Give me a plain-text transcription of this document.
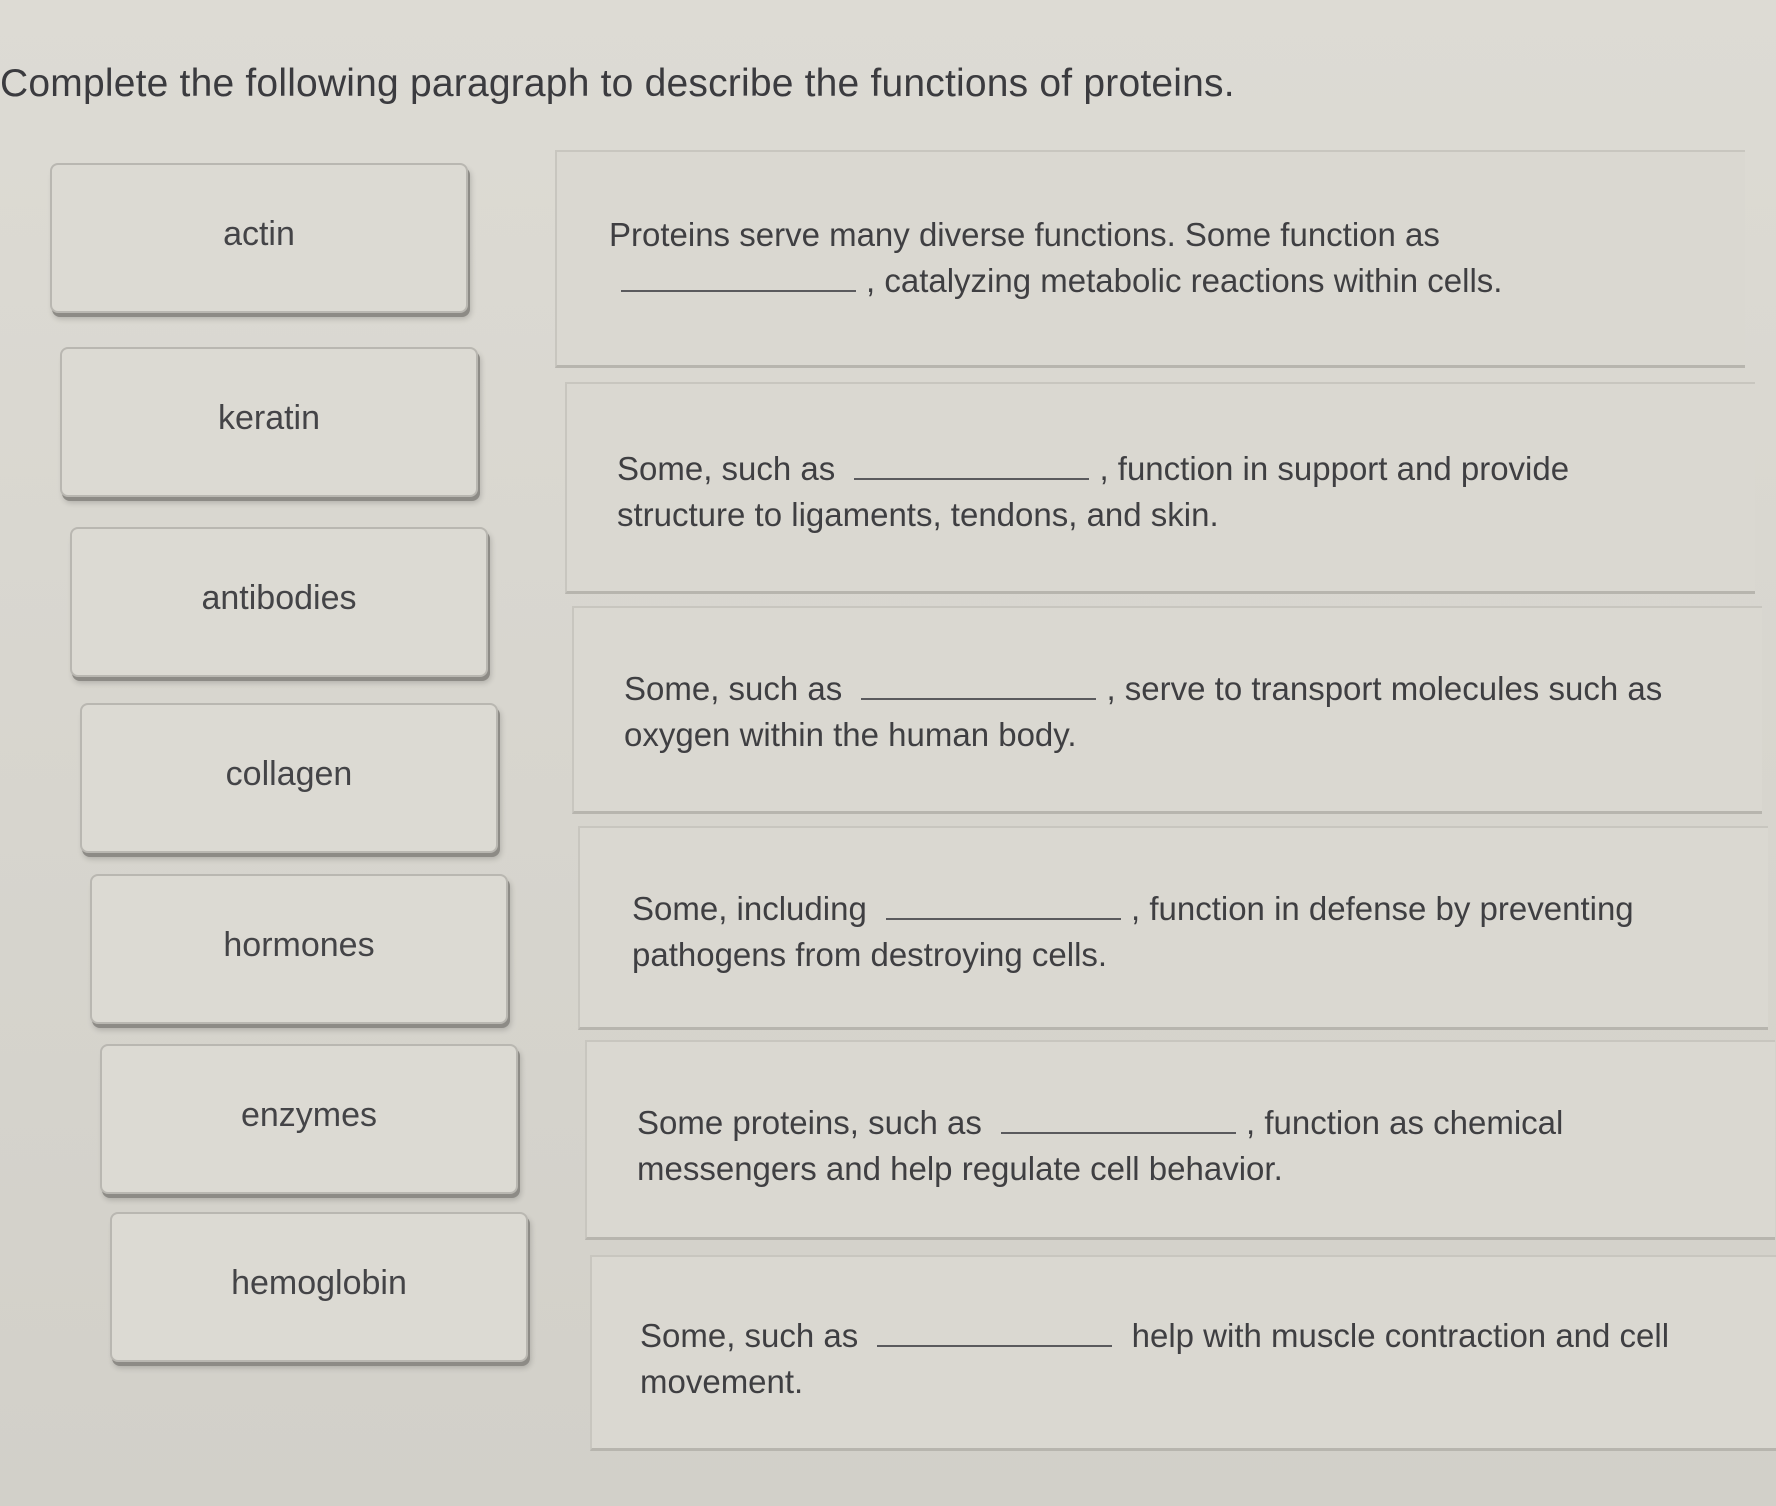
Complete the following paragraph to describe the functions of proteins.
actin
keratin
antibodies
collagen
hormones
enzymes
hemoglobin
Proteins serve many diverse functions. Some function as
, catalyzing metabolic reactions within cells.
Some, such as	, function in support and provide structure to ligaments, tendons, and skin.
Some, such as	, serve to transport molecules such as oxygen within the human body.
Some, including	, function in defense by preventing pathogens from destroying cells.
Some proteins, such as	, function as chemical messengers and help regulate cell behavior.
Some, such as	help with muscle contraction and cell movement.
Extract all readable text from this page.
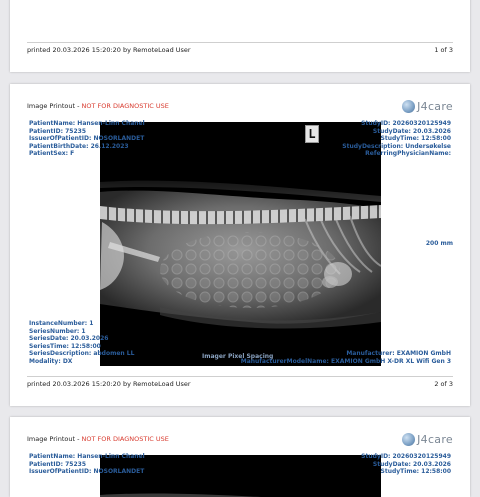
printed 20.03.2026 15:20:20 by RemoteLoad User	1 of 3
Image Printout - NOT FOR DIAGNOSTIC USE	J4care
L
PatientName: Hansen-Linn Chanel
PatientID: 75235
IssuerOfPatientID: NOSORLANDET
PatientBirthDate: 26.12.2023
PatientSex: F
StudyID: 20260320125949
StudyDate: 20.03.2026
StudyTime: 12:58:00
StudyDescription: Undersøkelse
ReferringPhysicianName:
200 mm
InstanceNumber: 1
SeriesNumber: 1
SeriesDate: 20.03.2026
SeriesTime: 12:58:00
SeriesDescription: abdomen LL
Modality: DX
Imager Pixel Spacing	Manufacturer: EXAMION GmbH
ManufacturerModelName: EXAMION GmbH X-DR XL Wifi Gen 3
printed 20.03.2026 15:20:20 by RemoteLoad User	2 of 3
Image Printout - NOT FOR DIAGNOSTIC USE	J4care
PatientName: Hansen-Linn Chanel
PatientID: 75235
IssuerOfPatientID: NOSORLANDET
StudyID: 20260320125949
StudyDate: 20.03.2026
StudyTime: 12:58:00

= = = =

Required action: What should appear is an exact copy of the lines from the one containing "Extract all readable text from this page." through the last line of the records above, pictures excluded.

Output for this task:
Extract all readable text from this page.
printed 20.03.2026 15:20:20 by RemoteLoad User	1 of 3
Image Printout - NOT FOR DIAGNOSTIC USE	J4care
L
PatientName: Hansen-Linn Chanel
PatientID: 75235
IssuerOfPatientID: NOSORLANDET
PatientBirthDate: 26.12.2023
PatientSex: F
StudyID: 20260320125949
StudyDate: 20.03.2026
StudyTime: 12:58:00
StudyDescription: Undersøkelse
ReferringPhysicianName:
200 mm
InstanceNumber: 1
SeriesNumber: 1
SeriesDate: 20.03.2026
SeriesTime: 12:58:00
SeriesDescription: abdomen LL
Modality: DX
Imager Pixel Spacing	Manufacturer: EXAMION GmbH
ManufacturerModelName: EXAMION GmbH X-DR XL Wifi Gen 3
printed 20.03.2026 15:20:20 by RemoteLoad User	2 of 3
Image Printout - NOT FOR DIAGNOSTIC USE	J4care
PatientName: Hansen-Linn Chanel
PatientID: 75235
IssuerOfPatientID: NOSORLANDET
StudyID: 20260320125949
StudyDate: 20.03.2026
StudyTime: 12:58:00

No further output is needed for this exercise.